__Material to process__:
────────────────────

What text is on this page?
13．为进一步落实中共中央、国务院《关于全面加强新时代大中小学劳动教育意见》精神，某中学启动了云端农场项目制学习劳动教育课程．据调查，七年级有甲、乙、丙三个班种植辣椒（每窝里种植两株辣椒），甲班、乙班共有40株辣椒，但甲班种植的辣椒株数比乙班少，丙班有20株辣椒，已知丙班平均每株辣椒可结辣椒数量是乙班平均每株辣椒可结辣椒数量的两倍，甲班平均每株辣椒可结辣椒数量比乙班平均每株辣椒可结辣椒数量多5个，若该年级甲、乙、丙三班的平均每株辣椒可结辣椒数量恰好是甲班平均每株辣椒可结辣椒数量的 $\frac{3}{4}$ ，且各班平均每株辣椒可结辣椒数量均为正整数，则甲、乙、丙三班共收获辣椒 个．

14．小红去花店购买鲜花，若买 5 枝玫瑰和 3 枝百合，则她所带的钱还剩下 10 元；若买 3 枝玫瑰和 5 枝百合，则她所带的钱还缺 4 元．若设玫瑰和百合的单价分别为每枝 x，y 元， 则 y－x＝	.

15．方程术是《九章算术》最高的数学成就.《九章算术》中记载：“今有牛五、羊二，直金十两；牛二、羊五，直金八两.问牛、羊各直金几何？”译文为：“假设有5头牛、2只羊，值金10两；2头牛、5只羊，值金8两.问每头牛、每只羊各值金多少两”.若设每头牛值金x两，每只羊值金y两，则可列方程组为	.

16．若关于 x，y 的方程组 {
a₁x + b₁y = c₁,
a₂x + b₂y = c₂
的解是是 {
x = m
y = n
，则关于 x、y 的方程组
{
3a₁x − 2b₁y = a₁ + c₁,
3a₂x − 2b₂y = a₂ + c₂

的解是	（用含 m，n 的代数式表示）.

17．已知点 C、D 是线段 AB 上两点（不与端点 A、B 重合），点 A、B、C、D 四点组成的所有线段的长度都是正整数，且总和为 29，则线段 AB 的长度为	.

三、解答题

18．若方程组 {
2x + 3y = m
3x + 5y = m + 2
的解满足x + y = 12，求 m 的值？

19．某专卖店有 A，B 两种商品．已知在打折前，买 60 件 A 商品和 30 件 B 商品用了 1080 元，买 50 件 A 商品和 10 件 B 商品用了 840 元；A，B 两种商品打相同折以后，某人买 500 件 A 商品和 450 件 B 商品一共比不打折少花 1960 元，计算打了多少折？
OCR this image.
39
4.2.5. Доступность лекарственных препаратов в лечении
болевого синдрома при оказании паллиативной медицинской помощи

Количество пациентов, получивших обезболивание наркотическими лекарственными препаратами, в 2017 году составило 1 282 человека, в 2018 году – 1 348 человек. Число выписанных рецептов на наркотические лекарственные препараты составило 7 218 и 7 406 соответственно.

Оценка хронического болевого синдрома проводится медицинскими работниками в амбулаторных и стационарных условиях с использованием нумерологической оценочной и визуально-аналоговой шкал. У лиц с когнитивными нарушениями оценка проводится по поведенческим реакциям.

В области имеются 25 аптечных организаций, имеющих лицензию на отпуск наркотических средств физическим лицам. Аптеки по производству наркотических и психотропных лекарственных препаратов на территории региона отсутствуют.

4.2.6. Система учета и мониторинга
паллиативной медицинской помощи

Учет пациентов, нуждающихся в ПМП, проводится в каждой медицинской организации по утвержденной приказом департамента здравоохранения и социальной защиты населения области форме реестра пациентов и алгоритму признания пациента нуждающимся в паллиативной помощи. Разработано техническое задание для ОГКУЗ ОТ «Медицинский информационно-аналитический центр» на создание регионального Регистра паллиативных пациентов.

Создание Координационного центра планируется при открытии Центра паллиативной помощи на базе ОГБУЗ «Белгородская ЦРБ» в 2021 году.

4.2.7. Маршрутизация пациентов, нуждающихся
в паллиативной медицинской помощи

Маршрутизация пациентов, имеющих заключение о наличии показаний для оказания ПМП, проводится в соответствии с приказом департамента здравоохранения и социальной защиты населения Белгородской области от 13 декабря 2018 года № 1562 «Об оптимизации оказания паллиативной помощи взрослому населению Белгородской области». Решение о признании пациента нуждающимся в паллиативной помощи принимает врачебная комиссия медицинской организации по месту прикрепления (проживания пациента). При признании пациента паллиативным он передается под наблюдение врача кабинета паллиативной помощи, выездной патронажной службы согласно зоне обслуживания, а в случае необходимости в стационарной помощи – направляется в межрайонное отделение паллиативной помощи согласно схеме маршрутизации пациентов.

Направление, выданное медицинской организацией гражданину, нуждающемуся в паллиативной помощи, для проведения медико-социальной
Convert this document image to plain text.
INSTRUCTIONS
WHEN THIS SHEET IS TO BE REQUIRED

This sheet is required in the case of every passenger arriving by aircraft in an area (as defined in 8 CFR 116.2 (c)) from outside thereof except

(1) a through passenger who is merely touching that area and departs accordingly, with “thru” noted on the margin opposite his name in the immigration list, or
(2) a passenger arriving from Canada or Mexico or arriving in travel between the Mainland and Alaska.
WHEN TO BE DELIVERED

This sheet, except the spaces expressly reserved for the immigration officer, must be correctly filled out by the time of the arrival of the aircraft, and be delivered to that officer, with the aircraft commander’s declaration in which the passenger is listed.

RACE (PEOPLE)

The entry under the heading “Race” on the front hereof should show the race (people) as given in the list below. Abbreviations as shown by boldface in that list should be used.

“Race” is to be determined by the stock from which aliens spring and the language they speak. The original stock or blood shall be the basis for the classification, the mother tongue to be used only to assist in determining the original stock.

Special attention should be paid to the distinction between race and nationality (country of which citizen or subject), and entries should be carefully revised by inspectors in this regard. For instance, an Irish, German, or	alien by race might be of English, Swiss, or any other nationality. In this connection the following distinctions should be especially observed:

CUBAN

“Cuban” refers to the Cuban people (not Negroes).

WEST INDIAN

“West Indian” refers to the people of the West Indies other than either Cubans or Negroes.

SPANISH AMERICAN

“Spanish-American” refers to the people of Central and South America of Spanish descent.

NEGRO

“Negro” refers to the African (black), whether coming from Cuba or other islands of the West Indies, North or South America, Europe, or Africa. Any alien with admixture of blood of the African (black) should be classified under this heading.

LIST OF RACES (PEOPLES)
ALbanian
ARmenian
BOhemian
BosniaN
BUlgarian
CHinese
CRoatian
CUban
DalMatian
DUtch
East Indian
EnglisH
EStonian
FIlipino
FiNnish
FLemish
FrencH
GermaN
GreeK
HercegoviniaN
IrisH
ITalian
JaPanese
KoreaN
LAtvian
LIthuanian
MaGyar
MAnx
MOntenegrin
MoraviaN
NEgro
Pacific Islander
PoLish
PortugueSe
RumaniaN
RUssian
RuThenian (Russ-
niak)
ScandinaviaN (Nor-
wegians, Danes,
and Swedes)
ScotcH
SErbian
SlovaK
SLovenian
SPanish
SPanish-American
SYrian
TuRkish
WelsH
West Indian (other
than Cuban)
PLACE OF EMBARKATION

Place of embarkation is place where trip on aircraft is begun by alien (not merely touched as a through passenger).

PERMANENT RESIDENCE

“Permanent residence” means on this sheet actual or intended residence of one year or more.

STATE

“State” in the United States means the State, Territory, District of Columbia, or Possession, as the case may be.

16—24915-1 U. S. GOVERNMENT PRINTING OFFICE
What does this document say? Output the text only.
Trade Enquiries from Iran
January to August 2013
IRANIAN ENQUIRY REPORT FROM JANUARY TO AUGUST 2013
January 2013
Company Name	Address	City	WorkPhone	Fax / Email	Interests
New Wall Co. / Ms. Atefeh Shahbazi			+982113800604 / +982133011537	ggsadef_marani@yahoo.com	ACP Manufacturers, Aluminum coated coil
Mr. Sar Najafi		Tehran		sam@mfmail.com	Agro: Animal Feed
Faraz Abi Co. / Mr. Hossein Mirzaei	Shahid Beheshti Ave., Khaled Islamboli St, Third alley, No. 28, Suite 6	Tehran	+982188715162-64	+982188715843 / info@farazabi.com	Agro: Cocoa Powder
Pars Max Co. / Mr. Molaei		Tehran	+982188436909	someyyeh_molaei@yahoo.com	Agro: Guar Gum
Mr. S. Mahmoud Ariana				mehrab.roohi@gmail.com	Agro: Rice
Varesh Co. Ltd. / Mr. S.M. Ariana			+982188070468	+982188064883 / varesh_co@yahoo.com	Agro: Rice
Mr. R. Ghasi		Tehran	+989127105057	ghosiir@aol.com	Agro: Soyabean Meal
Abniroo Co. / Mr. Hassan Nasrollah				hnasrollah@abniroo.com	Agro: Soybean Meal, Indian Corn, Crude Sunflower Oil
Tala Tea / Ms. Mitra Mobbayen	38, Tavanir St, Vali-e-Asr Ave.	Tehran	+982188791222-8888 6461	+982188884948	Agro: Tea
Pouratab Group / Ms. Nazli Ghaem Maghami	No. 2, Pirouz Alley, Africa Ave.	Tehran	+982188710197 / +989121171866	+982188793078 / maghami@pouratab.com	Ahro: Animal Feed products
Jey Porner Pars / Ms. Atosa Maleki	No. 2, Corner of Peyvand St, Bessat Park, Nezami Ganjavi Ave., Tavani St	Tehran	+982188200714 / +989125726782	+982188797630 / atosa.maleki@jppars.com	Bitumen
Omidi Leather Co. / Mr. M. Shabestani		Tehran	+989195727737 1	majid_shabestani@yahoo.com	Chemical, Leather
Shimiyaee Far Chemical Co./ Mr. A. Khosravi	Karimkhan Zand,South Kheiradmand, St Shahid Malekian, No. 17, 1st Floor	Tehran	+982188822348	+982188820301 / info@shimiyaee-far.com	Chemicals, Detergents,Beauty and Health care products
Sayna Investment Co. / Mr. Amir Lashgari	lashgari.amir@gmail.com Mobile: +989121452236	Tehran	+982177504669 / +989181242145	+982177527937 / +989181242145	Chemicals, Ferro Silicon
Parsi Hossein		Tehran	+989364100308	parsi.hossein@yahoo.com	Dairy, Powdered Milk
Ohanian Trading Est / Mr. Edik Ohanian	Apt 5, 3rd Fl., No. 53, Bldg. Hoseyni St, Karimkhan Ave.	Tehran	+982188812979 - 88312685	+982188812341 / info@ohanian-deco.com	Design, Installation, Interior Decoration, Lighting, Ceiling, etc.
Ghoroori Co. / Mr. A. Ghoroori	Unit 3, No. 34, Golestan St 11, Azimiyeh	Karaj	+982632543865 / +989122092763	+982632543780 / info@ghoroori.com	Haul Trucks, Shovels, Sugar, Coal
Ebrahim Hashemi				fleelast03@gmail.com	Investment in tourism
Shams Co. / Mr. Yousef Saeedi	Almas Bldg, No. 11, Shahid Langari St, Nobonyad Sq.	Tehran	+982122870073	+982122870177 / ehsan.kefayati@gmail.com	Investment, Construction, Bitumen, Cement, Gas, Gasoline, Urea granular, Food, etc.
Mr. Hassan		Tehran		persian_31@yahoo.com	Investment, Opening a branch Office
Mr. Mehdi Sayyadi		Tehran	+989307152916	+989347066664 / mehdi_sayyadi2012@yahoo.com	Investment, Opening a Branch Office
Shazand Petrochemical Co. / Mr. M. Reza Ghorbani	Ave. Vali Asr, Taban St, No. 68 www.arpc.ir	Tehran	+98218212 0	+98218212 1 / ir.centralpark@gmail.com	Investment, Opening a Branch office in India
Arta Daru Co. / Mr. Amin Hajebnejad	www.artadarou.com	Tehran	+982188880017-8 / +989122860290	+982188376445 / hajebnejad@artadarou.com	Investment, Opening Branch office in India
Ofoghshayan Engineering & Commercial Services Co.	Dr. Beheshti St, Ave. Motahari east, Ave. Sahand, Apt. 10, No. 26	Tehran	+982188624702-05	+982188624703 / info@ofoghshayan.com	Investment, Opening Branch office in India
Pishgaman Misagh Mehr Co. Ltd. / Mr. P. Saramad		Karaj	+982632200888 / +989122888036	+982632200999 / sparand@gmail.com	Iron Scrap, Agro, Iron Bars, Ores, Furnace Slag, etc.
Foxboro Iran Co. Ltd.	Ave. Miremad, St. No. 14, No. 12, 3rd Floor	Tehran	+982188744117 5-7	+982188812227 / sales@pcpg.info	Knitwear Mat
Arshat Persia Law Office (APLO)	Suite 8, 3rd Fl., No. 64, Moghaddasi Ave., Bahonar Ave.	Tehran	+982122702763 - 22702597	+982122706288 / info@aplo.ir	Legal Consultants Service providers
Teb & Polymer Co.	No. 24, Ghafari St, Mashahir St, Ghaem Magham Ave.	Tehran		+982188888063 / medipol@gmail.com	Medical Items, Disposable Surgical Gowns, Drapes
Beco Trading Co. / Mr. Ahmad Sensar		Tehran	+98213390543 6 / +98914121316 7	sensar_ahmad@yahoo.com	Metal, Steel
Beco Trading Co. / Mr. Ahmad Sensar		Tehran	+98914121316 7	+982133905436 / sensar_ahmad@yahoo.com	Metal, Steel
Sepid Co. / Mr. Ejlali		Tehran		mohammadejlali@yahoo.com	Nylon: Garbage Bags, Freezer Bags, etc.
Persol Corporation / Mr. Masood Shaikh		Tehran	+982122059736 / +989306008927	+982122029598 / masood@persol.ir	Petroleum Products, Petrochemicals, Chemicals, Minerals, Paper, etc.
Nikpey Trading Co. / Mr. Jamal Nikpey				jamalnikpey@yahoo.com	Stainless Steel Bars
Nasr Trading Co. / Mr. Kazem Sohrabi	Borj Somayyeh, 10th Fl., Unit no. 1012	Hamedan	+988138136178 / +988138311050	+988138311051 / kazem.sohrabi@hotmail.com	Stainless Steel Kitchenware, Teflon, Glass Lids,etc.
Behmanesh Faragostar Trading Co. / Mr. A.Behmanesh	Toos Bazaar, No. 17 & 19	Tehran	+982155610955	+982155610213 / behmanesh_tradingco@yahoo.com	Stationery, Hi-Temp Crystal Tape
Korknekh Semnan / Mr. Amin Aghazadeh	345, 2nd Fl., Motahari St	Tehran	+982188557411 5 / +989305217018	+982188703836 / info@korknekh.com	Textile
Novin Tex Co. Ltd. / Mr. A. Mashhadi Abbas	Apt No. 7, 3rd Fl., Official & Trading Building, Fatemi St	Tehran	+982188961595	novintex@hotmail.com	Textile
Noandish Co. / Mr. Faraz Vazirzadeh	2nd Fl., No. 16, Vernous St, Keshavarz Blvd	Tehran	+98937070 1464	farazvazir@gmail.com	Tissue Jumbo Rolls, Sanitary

────────────────────

__Aim of the task__:
All lines above with "area" in them should be returned.

__Result for this task__:
This sheet is required in the case of every passenger arriving by aircraft in an area (as defined in 8 CFR 116.2 (c)) from outside thereof except
(1) a through passenger who is merely touching that area and departs accordingly, with “thru” noted on the margin opposite his name in the immigration list, or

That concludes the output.